(Records excerpted from a collection)
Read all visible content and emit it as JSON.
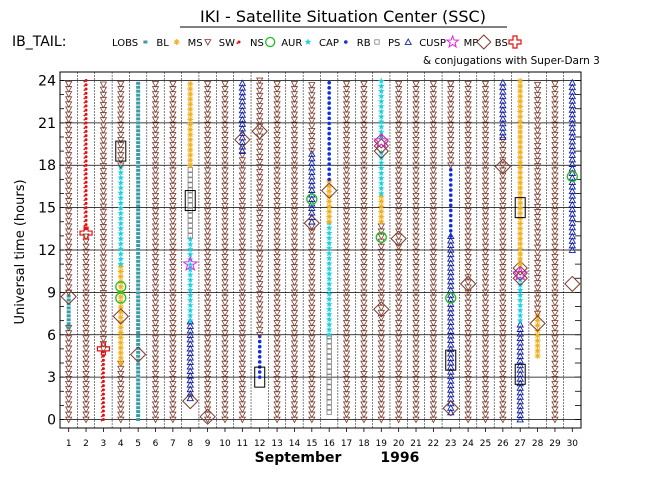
{
  "header": {
    "title": "IKI - Satellite Situation Center (SSC)",
    "panel_label": "IB_TAIL:",
    "legend_note": "& conjugations with Super-Darn 3"
  },
  "legend": [
    {
      "key": "LOBS",
      "symbol": "square-small",
      "color": "#3a9ca6"
    },
    {
      "key": "BL",
      "symbol": "asterisk",
      "color": "#f0b020"
    },
    {
      "key": "MS",
      "symbol": "triangle-down",
      "color": "#7a3b2e"
    },
    {
      "key": "SW",
      "symbol": "dot-spray",
      "color": "#e01010"
    },
    {
      "key": "NS",
      "symbol": "circle",
      "color": "#20c020"
    },
    {
      "key": "AUR",
      "symbol": "star-filled",
      "color": "#20d0e0"
    },
    {
      "key": "CAP",
      "symbol": "dot",
      "color": "#1030e0"
    },
    {
      "key": "RB",
      "symbol": "square-open",
      "color": "#808080"
    },
    {
      "key": "PS",
      "symbol": "triangle-up",
      "color": "#1020a0"
    },
    {
      "key": "CUSP",
      "symbol": "star-open",
      "color": "#e020e0"
    },
    {
      "key": "MP",
      "symbol": "diamond",
      "color": "#7a3b2e"
    },
    {
      "key": "BS",
      "symbol": "cross",
      "color": "#e01010"
    }
  ],
  "chart_data": {
    "type": "scatter",
    "title": "IKI - Satellite Situation Center (SSC)",
    "xlabel": "September        1996",
    "ylabel": "Universal time (hours)",
    "x_ticks": [
      1,
      2,
      3,
      4,
      5,
      6,
      7,
      8,
      9,
      10,
      11,
      12,
      13,
      14,
      15,
      16,
      17,
      18,
      19,
      20,
      21,
      22,
      23,
      24,
      25,
      26,
      27,
      28,
      29,
      30
    ],
    "y_ticks": [
      0,
      3,
      6,
      9,
      12,
      15,
      18,
      21,
      24
    ],
    "xlim": [
      0.5,
      30.5
    ],
    "ylim": [
      -0.6,
      24.6
    ],
    "series_intervals": [
      {
        "day": 1,
        "segments": [
          [
            "MS",
            0,
            6.5
          ],
          [
            "LOBS",
            6.5,
            9
          ],
          [
            "MS",
            9,
            24
          ]
        ]
      },
      {
        "day": 2,
        "segments": [
          [
            "MS",
            0,
            13
          ],
          [
            "SW",
            13.5,
            24
          ]
        ]
      },
      {
        "day": 3,
        "segments": [
          [
            "SW",
            0,
            5
          ],
          [
            "MS",
            5,
            24
          ]
        ]
      },
      {
        "day": 4,
        "segments": [
          [
            "MS",
            0,
            4
          ],
          [
            "BL",
            4,
            11
          ],
          [
            "AUR",
            11,
            18
          ],
          [
            "MS",
            18,
            24
          ]
        ]
      },
      {
        "day": 5,
        "segments": [
          [
            "LOBS",
            0,
            24
          ]
        ]
      },
      {
        "day": 6,
        "segments": [
          [
            "MS",
            0,
            24
          ]
        ]
      },
      {
        "day": 7,
        "segments": [
          [
            "MS",
            0,
            24
          ]
        ]
      },
      {
        "day": 8,
        "segments": [
          [
            "PS",
            1.5,
            7
          ],
          [
            "AUR",
            7,
            13
          ],
          [
            "RB",
            13,
            18
          ],
          [
            "BL",
            18,
            24
          ]
        ]
      },
      {
        "day": 9,
        "segments": [
          [
            "MS",
            0,
            24
          ]
        ]
      },
      {
        "day": 10,
        "segments": [
          [
            "MS",
            0,
            24
          ]
        ]
      },
      {
        "day": 11,
        "segments": [
          [
            "MS",
            0,
            19
          ],
          [
            "PS",
            19,
            24
          ]
        ]
      },
      {
        "day": 12,
        "segments": [
          [
            "CAP",
            3,
            6
          ],
          [
            "MS",
            6,
            24
          ]
        ]
      },
      {
        "day": 13,
        "segments": [
          [
            "MS",
            0,
            24
          ]
        ]
      },
      {
        "day": 14,
        "segments": [
          [
            "MS",
            0,
            24
          ]
        ]
      },
      {
        "day": 15,
        "segments": [
          [
            "MS",
            0,
            14
          ],
          [
            "PS",
            14,
            19
          ],
          [
            "MS",
            19,
            24
          ]
        ]
      },
      {
        "day": 16,
        "segments": [
          [
            "RB",
            0.5,
            6
          ],
          [
            "AUR",
            6,
            14
          ],
          [
            "BL",
            14,
            17
          ],
          [
            "CAP",
            17,
            24
          ]
        ]
      },
      {
        "day": 17,
        "segments": [
          [
            "MS",
            0,
            24
          ]
        ]
      },
      {
        "day": 18,
        "segments": [
          [
            "MS",
            0,
            24
          ]
        ]
      },
      {
        "day": 19,
        "segments": [
          [
            "MS",
            0,
            14
          ],
          [
            "BL",
            14,
            16
          ],
          [
            "AUR",
            16,
            19
          ],
          [
            "MP",
            19,
            20
          ],
          [
            "AUR",
            20,
            24
          ]
        ]
      },
      {
        "day": 20,
        "segments": [
          [
            "MS",
            0,
            24
          ]
        ]
      },
      {
        "day": 21,
        "segments": [
          [
            "MS",
            0,
            24
          ]
        ]
      },
      {
        "day": 22,
        "segments": [
          [
            "MS",
            0,
            24
          ]
        ]
      },
      {
        "day": 23,
        "segments": [
          [
            "PS",
            0.5,
            13
          ],
          [
            "CAP",
            13,
            18
          ],
          [
            "MS",
            18,
            24
          ]
        ]
      },
      {
        "day": 24,
        "segments": [
          [
            "MS",
            0,
            24
          ]
        ]
      },
      {
        "day": 25,
        "segments": [
          [
            "MS",
            0,
            24
          ]
        ]
      },
      {
        "day": 26,
        "segments": [
          [
            "MS",
            0,
            20
          ],
          [
            "PS",
            20,
            24
          ]
        ]
      },
      {
        "day": 27,
        "segments": [
          [
            "PS",
            0,
            7
          ],
          [
            "AUR",
            7,
            10
          ],
          [
            "MP",
            10,
            11
          ],
          [
            "BL",
            11,
            24
          ]
        ]
      },
      {
        "day": 28,
        "segments": [
          [
            "BL",
            4.5,
            7.5
          ],
          [
            "MS",
            7.5,
            24
          ]
        ]
      },
      {
        "day": 29,
        "segments": [
          [
            "MS",
            0,
            24
          ]
        ]
      },
      {
        "day": 30,
        "segments": [
          [
            "PS",
            12,
            24
          ]
        ]
      }
    ],
    "conjunctions": [
      {
        "day": 1,
        "type": "diamond",
        "time": 8.7
      },
      {
        "day": 2,
        "type": "cross",
        "time": 13.2
      },
      {
        "day": 3,
        "type": "cross",
        "time": 5
      },
      {
        "day": 4,
        "type": "diamond",
        "time": 7.3
      },
      {
        "day": 4,
        "type": "circle",
        "time": 8.6
      },
      {
        "day": 4,
        "type": "circle",
        "time": 9.4
      },
      {
        "day": 4,
        "type": "box",
        "time": 19.0
      },
      {
        "day": 5,
        "type": "diamond",
        "time": 4.6
      },
      {
        "day": 8,
        "type": "diamond",
        "time": 1.3
      },
      {
        "day": 8,
        "type": "star",
        "time": 11.0
      },
      {
        "day": 8,
        "type": "box",
        "time": 15.5
      },
      {
        "day": 9,
        "type": "diamond",
        "time": 0.2
      },
      {
        "day": 11,
        "type": "diamond",
        "time": 19.8
      },
      {
        "day": 12,
        "type": "diamond",
        "time": 20.4
      },
      {
        "day": 12,
        "type": "box",
        "time": 3.0
      },
      {
        "day": 15,
        "type": "diamond",
        "time": 13.9
      },
      {
        "day": 15,
        "type": "circle",
        "time": 15.6
      },
      {
        "day": 16,
        "type": "diamond",
        "time": 16.2
      },
      {
        "day": 19,
        "type": "diamond",
        "time": 7.8
      },
      {
        "day": 19,
        "type": "circle",
        "time": 12.9
      },
      {
        "day": 19,
        "type": "star",
        "time": 19.7
      },
      {
        "day": 20,
        "type": "diamond",
        "time": 12.8
      },
      {
        "day": 23,
        "type": "diamond",
        "time": 0.8
      },
      {
        "day": 23,
        "type": "circle",
        "time": 8.6
      },
      {
        "day": 23,
        "type": "box",
        "time": 4.2
      },
      {
        "day": 24,
        "type": "diamond",
        "time": 9.6
      },
      {
        "day": 26,
        "type": "diamond",
        "time": 17.9
      },
      {
        "day": 27,
        "type": "star",
        "time": 10.3
      },
      {
        "day": 27,
        "type": "box",
        "time": 3.2
      },
      {
        "day": 27,
        "type": "box",
        "time": 15.0
      },
      {
        "day": 28,
        "type": "diamond",
        "time": 6.8
      },
      {
        "day": 30,
        "type": "diamond",
        "time": 9.6
      },
      {
        "day": 30,
        "type": "circle",
        "time": 17.2
      }
    ],
    "grid": true
  }
}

→ Task requirements
Pick out each line containing "triangle" and report it.

→ Reply to the task
      "symbol": "triangle-down",
      "symbol": "triangle-up",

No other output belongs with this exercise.